### Dataset items
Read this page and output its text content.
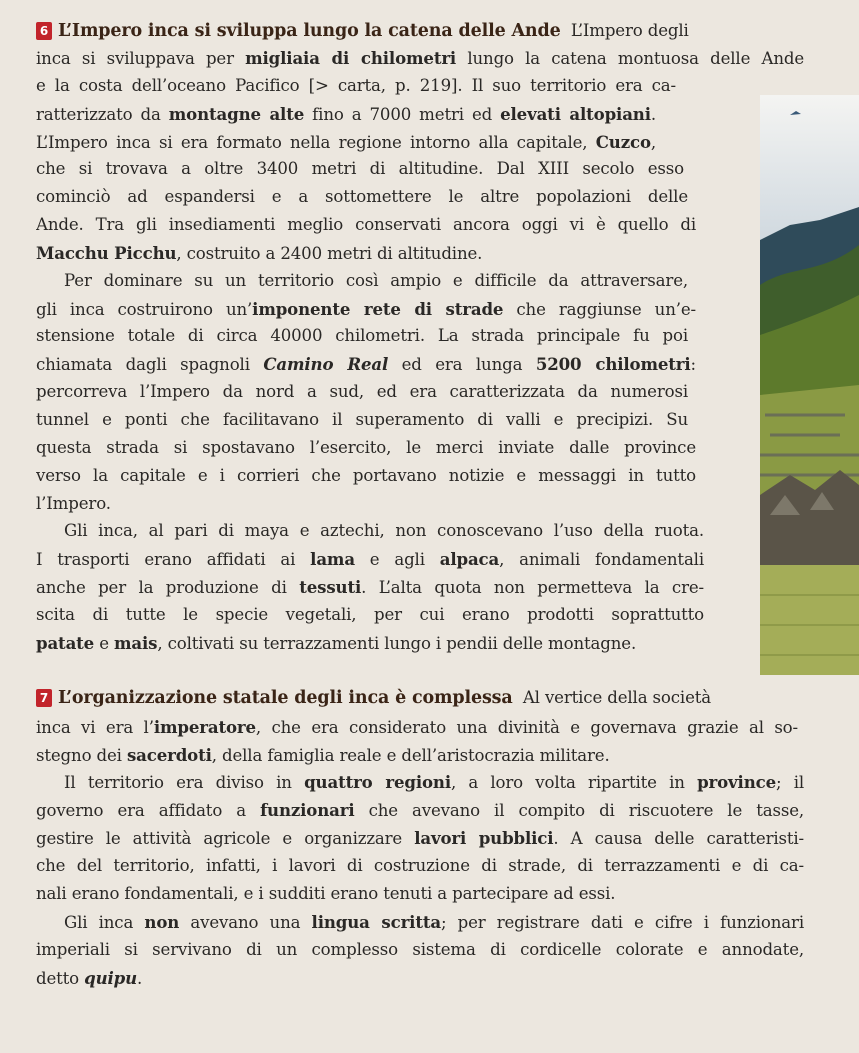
6 L’Impero inca si sviluppa lungo la catena delle Ande L’Impero degli
inca si sviluppava per migliaia di chilometri lungo la catena montuosa delle Ande
e la costa dell’oceano Pacifico [> carta, p. 219]. Il suo territorio era ca-
ratterizzato da montagne alte fino a 7000 metri ed elevati altopiani.
L’Impero inca si era formato nella regione intorno alla capitale, Cuzco,
che si trovava a oltre 3400 metri di altitudine. Dal XIII secolo esso
cominciò ad espandersi e a sottomettere le altre popolazioni delle
Ande. Tra gli insediamenti meglio conservati ancora oggi vi è quello di
Macchu Picchu, costruito a 2400 metri di altitudine.
Per dominare su un territorio così ampio e difficile da attraversare,
gli inca costruirono un’imponente rete di strade che raggiunse un’e-
stensione totale di circa 40000 chilometri. La strada principale fu poi
chiamata dagli spagnoli Camino Real ed era lunga 5200 chilometri:
percorreva l’Impero da nord a sud, ed era caratterizzata da numerosi
tunnel e ponti che facilitavano il superamento di valli e precipizi. Su
questa strada si spostavano l’esercito, le merci inviate dalle province
verso la capitale e i corrieri che portavano notizie e messaggi in tutto
l’Impero.
Gli inca, al pari di maya e aztechi, non conoscevano l’uso della ruota.
I trasporti erano affidati ai lama e agli alpaca, animali fondamentali
anche per la produzione di tessuti. L’alta quota non permetteva la cre-
scita di tutte le specie vegetali, per cui erano prodotti soprattutto
patate e mais, coltivati su terrazzamenti lungo i pendii delle montagne.
7 L’organizzazione statale degli inca è complessa Al vertice della società
inca vi era l’imperatore, che era considerato una divinità e governava grazie al so-
stegno dei sacerdoti, della famiglia reale e dell’aristocrazia militare.
Il territorio era diviso in quattro regioni, a loro volta ripartite in province; il
governo era affidato a funzionari che avevano il compito di riscuotere le tasse,
gestire le attività agricole e organizzare lavori pubblici. A causa delle caratteristi-
che del territorio, infatti, i lavori di costruzione di strade, di terrazzamenti e di ca-
nali erano fondamentali, e i sudditi erano tenuti a partecipare ad essi.
Gli inca non avevano una lingua scritta; per registrare dati e cifre i funzionari
imperiali si servivano di un complesso sistema di cordicelle colorate e annodate,
detto quipu.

### THE TASK
Select every line of the material above holding the word "capitale" and copy it.

### COMPLETE RESPONSE
L’Impero inca si era formato nella regione intorno alla capitale, Cuzco,
verso la capitale e i corrieri che portavano notizie e messaggi in tutto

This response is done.